* EXTRAIT DU DOCUMENT:
****************
Il en déduit que ces graves manquements aux obligations contractuelles qui ont dénaturé les parcelles louées sont graves et justifient le refus de renouvellement sans indemnité d'éviction.

S'agissant de la validité du congé, il rappelle les conditions de forme posées par l'article L.145-17 du code de commerce pour soutenir que la société Végétal Banliat rajoute au texte en affirmant que le congé est nul faute de préciser quel tribunal doit être saisi. Il précise que l'erreur sur le délai pour saisir le tribunal ne cause aucun grief puisque le locataire a saisi le tribunal de sa contestation dans le délai imparti.

Il ajoute que les manquements reprochés au locataire pour certains aux conséquences irréversibles, à savoir l'agrandissement d'un bâtiment sur plus de 40m2 sans autorisation administrative, la création d'une construction sur la parcelle voisine, la réalisation d'un terrassement, la destruction de déchets toxiques, l'installation d'une fosse à graisse, la destruction de 200m2 de couverture en verre cathédrale, la destruction de nombreux végétaux et l'installation électrique non conforme, justifient qu'il n'avait pas à faire précéder ce congé d'une mise en demeure préalable.
****************
* DONNÉES FOURNIES:

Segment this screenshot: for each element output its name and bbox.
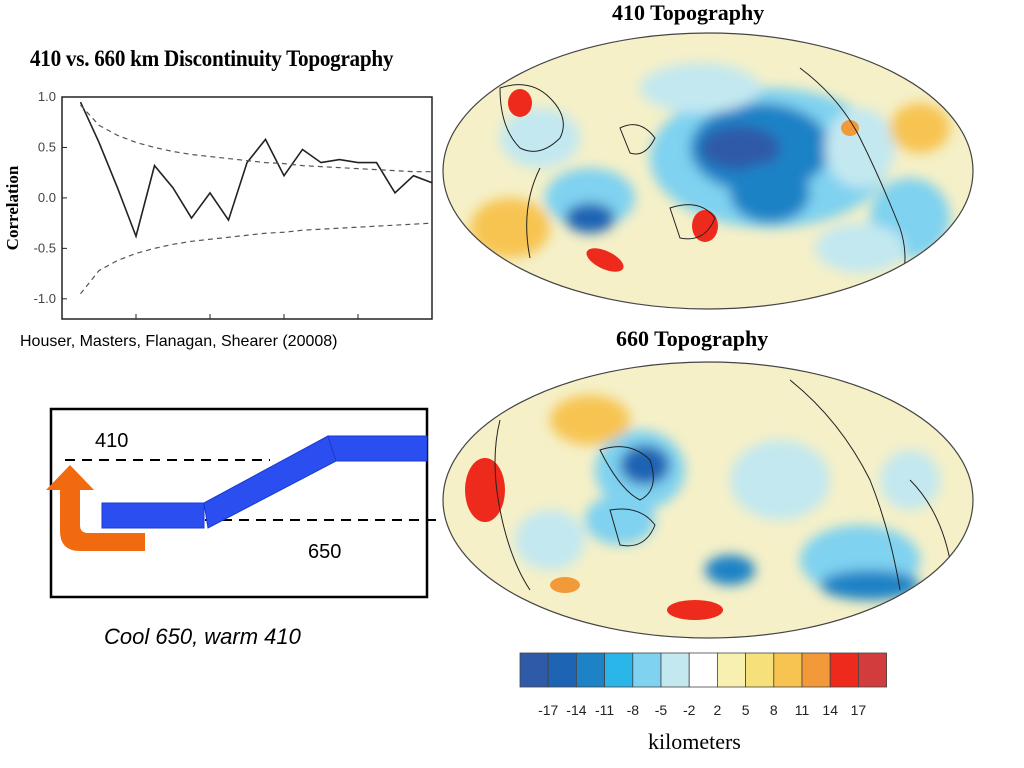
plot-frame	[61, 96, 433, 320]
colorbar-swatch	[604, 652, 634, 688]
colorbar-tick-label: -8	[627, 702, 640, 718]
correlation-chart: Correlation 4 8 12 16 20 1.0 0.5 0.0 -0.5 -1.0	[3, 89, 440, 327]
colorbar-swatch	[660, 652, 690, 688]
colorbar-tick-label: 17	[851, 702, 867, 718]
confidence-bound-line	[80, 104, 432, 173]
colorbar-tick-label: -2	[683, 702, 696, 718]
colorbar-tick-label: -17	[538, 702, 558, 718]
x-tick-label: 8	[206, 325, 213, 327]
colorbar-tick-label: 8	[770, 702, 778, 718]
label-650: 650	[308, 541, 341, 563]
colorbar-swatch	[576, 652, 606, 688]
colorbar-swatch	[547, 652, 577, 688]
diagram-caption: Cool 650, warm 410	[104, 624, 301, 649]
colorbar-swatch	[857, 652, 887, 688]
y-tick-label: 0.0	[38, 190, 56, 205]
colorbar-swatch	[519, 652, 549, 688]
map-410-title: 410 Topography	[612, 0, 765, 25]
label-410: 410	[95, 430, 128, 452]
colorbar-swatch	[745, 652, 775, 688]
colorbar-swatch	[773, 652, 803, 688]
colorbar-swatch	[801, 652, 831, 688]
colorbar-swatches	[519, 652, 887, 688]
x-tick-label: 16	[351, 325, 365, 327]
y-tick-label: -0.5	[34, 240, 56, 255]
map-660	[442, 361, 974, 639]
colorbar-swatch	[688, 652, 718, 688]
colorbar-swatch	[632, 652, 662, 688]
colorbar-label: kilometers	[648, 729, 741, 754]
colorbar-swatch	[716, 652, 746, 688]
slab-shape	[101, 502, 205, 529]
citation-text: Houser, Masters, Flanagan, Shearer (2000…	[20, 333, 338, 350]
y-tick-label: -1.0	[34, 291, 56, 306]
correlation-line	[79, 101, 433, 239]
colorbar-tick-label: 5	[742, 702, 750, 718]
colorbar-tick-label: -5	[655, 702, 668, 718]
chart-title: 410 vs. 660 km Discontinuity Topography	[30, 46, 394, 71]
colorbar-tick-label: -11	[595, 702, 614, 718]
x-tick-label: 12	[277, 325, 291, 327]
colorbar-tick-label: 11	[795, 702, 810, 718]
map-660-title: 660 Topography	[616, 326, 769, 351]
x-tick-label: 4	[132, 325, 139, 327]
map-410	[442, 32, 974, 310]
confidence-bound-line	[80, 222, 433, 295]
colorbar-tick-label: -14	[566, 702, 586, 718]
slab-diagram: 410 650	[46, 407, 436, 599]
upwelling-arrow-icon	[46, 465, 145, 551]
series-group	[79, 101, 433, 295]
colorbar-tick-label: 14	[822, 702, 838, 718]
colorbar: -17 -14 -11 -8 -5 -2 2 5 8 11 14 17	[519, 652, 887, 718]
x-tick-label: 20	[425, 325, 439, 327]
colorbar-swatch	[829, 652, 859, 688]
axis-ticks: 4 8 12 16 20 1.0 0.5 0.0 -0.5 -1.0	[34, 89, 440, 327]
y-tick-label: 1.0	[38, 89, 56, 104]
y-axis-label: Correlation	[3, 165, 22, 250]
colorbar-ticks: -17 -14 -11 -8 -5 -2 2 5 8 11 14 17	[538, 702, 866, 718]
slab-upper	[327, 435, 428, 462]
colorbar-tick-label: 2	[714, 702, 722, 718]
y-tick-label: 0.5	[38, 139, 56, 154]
****************
* TÂCHES ET EXERCICES:
[a] Quel article du code de commerce l'extrait cite-t-il pour les conditions de forme du congé ?
[b] Réécrivez le passage de l'extrait qui va de « Il ajoute que » à « en demeure préalable. » en remplaçant « bâtiment » par « hangar ».

* RÉSULTATS:
[a] L'article L.145-17 du code de commerce.

[b]
Il ajoute que les manquements reprochés au locataire pour certains aux conséquences irréversibles, à savoir l'agrandissement d'un hangar sur plus de 40m2 sans autorisation administrative, la création d'une construction sur la parcelle voisine, la réalisation d'un terrassement, la destruction de déchets toxiques, l'installation d'une fosse à graisse, la destruction de 200m2 de couverture en verre cathédrale, la destruction de nombreux végétaux et l'installation électrique non conforme, justifient qu'il n'avait pas à faire précéder ce congé d'une mise en demeure préalable.